Description of the task -
Copy every line of the material below word for word.

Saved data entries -
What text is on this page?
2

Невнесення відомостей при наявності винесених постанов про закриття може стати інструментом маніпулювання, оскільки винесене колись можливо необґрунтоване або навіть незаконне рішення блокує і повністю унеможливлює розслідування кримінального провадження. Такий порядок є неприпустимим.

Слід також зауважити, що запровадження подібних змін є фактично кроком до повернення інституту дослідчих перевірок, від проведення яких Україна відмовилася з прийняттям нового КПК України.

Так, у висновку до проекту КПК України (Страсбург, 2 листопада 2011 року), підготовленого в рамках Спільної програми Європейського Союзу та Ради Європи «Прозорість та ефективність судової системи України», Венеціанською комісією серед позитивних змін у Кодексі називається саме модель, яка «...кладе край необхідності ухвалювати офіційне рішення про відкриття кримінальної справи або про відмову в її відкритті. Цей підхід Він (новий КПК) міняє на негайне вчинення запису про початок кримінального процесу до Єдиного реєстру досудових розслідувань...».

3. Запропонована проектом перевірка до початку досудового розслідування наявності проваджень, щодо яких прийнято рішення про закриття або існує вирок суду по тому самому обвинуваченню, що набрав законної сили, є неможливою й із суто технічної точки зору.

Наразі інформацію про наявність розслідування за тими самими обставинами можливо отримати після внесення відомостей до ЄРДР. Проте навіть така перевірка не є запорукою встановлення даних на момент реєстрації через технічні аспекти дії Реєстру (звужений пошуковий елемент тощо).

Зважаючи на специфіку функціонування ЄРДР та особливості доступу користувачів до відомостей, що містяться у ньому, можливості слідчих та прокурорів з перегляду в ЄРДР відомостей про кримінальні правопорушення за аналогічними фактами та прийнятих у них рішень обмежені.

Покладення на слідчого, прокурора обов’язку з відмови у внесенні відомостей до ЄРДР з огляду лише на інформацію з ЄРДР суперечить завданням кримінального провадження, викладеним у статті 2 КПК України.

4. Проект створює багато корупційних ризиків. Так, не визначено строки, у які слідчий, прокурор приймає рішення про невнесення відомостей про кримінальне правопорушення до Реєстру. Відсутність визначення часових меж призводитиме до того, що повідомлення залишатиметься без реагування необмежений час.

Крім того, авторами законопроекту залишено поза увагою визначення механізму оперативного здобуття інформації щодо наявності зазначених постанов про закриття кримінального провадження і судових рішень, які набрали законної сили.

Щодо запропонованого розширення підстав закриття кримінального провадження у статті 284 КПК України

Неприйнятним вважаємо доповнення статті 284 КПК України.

Result of the task -
What text is on this page?
2

Невнесення відомостей при наявності винесених постанов про закриття може стати інструментом маніпулювання, оскільки винесене колись можливо необґрунтоване або навіть незаконне рішення блокує і повністю унеможливлює розслідування кримінального провадження. Такий порядок є неприпустимим.

Слід також зауважити, що запровадження подібних змін є фактично кроком до повернення інституту дослідчих перевірок, від проведення яких Україна відмовилася з прийняттям нового КПК України.

Так, у висновку до проекту КПК України (Страсбург, 2 листопада 2011 року), підготовленого в рамках Спільної програми Європейського Союзу та Ради Європи «Прозорість та ефективність судової системи України», Венеціанською комісією серед позитивних змін у Кодексі називається саме модель, яка «...кладе край необхідності ухвалювати офіційне рішення про відкриття кримінальної справи або про відмову в її відкритті. Цей підхід Він (новий КПК) міняє на негайне вчинення запису про початок кримінального процесу до Єдиного реєстру досудових розслідувань...».

3. Запропонована проектом перевірка до початку досудового розслідування наявності проваджень, щодо яких прийнято рішення про закриття або існує вирок суду по тому самому обвинуваченню, що набрав законної сили, є неможливою й із суто технічної точки зору.

Наразі інформацію про наявність розслідування за тими самими обставинами можливо отримати після внесення відомостей до ЄРДР. Проте навіть така перевірка не є запорукою встановлення даних на момент реєстрації через технічні аспекти дії Реєстру (звужений пошуковий елемент тощо).

Зважаючи на специфіку функціонування ЄРДР та особливості доступу користувачів до відомостей, що містяться у ньому, можливості слідчих та прокурорів з перегляду в ЄРДР відомостей про кримінальні правопорушення за аналогічними фактами та прийнятих у них рішень обмежені.

Покладення на слідчого, прокурора обов’язку з відмови у внесенні відомостей до ЄРДР з огляду лише на інформацію з ЄРДР суперечить завданням кримінального провадження, викладеним у статті 2 КПК України.

4. Проект створює багато корупційних ризиків. Так, не визначено строки, у які слідчий, прокурор приймає рішення про невнесення відомостей про кримінальне правопорушення до Реєстру. Відсутність визначення часових меж призводитиме до того, що повідомлення залишатиметься без реагування необмежений час.

Крім того, авторами законопроекту залишено поза увагою визначення механізму оперативного здобуття інформації щодо наявності зазначених постанов про закриття кримінального провадження і судових рішень, які набрали законної сили.

Щодо запропонованого розширення підстав закриття кримінального провадження у статті 284 КПК України

Неприйнятним вважаємо доповнення статті 284 КПК України.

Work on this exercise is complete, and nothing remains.